*Material provided*
** Start **
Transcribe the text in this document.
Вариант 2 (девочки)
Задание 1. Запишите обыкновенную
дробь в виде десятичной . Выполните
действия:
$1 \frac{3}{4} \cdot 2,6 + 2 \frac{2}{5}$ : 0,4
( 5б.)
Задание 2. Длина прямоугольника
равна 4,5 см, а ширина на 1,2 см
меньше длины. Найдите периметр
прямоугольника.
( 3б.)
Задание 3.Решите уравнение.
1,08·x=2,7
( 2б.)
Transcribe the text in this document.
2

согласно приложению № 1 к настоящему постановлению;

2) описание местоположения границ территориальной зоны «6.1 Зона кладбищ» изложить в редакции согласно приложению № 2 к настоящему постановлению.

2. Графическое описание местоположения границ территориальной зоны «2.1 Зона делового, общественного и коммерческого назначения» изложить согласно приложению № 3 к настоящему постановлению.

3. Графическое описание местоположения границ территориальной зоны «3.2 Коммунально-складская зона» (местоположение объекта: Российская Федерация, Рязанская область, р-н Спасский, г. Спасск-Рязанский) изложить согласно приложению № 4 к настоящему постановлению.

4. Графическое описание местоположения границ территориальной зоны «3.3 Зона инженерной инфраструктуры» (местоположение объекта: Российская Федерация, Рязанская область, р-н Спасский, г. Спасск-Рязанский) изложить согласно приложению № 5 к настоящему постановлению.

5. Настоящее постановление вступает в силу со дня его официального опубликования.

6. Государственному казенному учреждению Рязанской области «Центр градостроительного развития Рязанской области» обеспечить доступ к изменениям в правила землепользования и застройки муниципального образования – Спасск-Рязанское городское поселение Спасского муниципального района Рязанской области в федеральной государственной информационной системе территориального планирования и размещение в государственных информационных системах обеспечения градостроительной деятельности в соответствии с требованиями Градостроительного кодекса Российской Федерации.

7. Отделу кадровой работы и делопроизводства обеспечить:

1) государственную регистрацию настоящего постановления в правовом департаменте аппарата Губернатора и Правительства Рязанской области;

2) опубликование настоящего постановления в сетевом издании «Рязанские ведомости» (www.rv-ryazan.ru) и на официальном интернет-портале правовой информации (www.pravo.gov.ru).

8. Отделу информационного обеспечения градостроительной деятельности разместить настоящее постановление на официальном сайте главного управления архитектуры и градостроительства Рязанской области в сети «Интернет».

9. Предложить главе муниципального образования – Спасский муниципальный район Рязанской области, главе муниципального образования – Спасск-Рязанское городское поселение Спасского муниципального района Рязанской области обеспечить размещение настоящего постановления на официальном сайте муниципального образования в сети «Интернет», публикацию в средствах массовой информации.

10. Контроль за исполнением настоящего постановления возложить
** End **
*Written task*
Give all the entries again exactly; leave none out.

*Exercise output*
Transcribe the text in this document.
Вариант 2 (девочки)
Задание 1. Запишите обыкновенную
дробь в виде десятичной . Выполните
действия:
$1 \frac{3}{4} \cdot 2,6 + 2 \frac{2}{5}$ : 0,4
( 5б.)
Задание 2. Длина прямоугольника
равна 4,5 см, а ширина на 1,2 см
меньше длины. Найдите периметр
прямоугольника.
( 3б.)
Задание 3.Решите уравнение.
1,08·x=2,7
( 2б.)
Transcribe the text in this document.
2

согласно приложению № 1 к настоящему постановлению;

2) описание местоположения границ территориальной зоны «6.1 Зона кладбищ» изложить в редакции согласно приложению № 2 к настоящему постановлению.

2. Графическое описание местоположения границ территориальной зоны «2.1 Зона делового, общественного и коммерческого назначения» изложить согласно приложению № 3 к настоящему постановлению.

3. Графическое описание местоположения границ территориальной зоны «3.2 Коммунально-складская зона» (местоположение объекта: Российская Федерация, Рязанская область, р-н Спасский, г. Спасск-Рязанский) изложить согласно приложению № 4 к настоящему постановлению.

4. Графическое описание местоположения границ территориальной зоны «3.3 Зона инженерной инфраструктуры» (местоположение объекта: Российская Федерация, Рязанская область, р-н Спасский, г. Спасск-Рязанский) изложить согласно приложению № 5 к настоящему постановлению.

5. Настоящее постановление вступает в силу со дня его официального опубликования.

6. Государственному казенному учреждению Рязанской области «Центр градостроительного развития Рязанской области» обеспечить доступ к изменениям в правила землепользования и застройки муниципального образования – Спасск-Рязанское городское поселение Спасского муниципального района Рязанской области в федеральной государственной информационной системе территориального планирования и размещение в государственных информационных системах обеспечения градостроительной деятельности в соответствии с требованиями Градостроительного кодекса Российской Федерации.

7. Отделу кадровой работы и делопроизводства обеспечить:

1) государственную регистрацию настоящего постановления в правовом департаменте аппарата Губернатора и Правительства Рязанской области;

2) опубликование настоящего постановления в сетевом издании «Рязанские ведомости» (www.rv-ryazan.ru) и на официальном интернет-портале правовой информации (www.pravo.gov.ru).

8. Отделу информационного обеспечения градостроительной деятельности разместить настоящее постановление на официальном сайте главного управления архитектуры и градостроительства Рязанской области в сети «Интернет».

9. Предложить главе муниципального образования – Спасский муниципальный район Рязанской области, главе муниципального образования – Спасск-Рязанское городское поселение Спасского муниципального района Рязанской области обеспечить размещение настоящего постановления на официальном сайте муниципального образования в сети «Интернет», публикацию в средствах массовой информации.

10. Контроль за исполнением настоящего постановления возложить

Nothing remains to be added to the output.